43 yaşındaki Hathaway'in canlandırdığı Mary, yıllar önce imajını şekillendiren eski arkadaşı ve moda tasarımcısı Sam'le yeniden bir araya geliyor.

Filmde Jack Antonoff, Charli XCX ve FKA Twigs'in yazdığı orijinal şarkılar yer alıyor. FKA Twigs filmde oyuncu olarak da bulunuyor. Kadroda ayrıca Hunter Schafer, Atheena Frizzell, Kaia Gerber, Jessica Brown Findlay, Alba Baptista ve Sian Clifford gibi isimler var.

#### [Görevin amacı]
Verilen metin şu ifadelerle örtüşüyor mu: 1. Mary karakterini 43 yaşındaki Hathaway canlandırıyor. 2. Filmdeki orijinal şarkıları yalnızca Charli XCX yazmış. 3. FKA Twigs filmde oyuncu olarak da yer alıyor. Her ifade için evet ya da hayır yazın ve kararı belirleyen sözcükleri metinden birebir alıntılayın.

(Bir veri kümesinden satırlar)
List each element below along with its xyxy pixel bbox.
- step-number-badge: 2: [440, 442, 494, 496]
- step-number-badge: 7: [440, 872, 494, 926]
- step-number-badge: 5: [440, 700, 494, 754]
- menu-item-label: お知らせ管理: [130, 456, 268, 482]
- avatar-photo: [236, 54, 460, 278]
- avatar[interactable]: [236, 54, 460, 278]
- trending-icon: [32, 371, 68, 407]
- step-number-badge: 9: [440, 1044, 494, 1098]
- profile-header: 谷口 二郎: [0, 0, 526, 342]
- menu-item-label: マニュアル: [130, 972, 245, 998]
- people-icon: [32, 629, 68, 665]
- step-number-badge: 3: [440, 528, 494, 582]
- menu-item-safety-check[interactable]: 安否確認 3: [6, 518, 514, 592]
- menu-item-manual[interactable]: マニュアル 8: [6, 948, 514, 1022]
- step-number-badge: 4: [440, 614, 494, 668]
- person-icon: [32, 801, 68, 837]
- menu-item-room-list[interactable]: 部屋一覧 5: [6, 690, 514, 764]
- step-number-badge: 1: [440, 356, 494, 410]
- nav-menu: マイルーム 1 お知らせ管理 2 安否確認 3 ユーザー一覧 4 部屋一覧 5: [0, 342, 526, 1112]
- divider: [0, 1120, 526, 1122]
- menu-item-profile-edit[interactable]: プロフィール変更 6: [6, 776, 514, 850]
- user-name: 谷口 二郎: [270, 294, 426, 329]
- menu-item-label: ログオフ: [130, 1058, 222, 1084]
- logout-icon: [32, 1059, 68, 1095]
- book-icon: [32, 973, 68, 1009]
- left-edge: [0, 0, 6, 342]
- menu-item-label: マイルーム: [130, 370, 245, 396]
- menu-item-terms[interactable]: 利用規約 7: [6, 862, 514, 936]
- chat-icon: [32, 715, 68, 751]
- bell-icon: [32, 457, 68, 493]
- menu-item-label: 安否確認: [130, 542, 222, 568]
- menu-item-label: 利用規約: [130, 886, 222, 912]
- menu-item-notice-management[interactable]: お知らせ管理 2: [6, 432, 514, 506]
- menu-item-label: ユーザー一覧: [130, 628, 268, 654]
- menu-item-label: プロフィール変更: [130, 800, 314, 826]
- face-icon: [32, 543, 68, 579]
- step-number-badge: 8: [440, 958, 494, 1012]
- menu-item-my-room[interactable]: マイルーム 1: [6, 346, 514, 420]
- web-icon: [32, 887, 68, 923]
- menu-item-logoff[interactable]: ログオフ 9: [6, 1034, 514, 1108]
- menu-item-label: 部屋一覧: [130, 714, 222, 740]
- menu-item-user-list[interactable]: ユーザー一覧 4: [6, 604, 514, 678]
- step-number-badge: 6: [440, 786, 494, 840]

#### [Sorunun çözümü]
1. Evet: "43 yaşındaki Hathaway'in canlandırdığı Mary"
2. Hayır: "Jack Antonoff, Charli XCX ve FKA Twigs'in yazdığı orijinal şarkılar"
3. Evet: "FKA Twigs filmde oyuncu olarak da bulunuyor."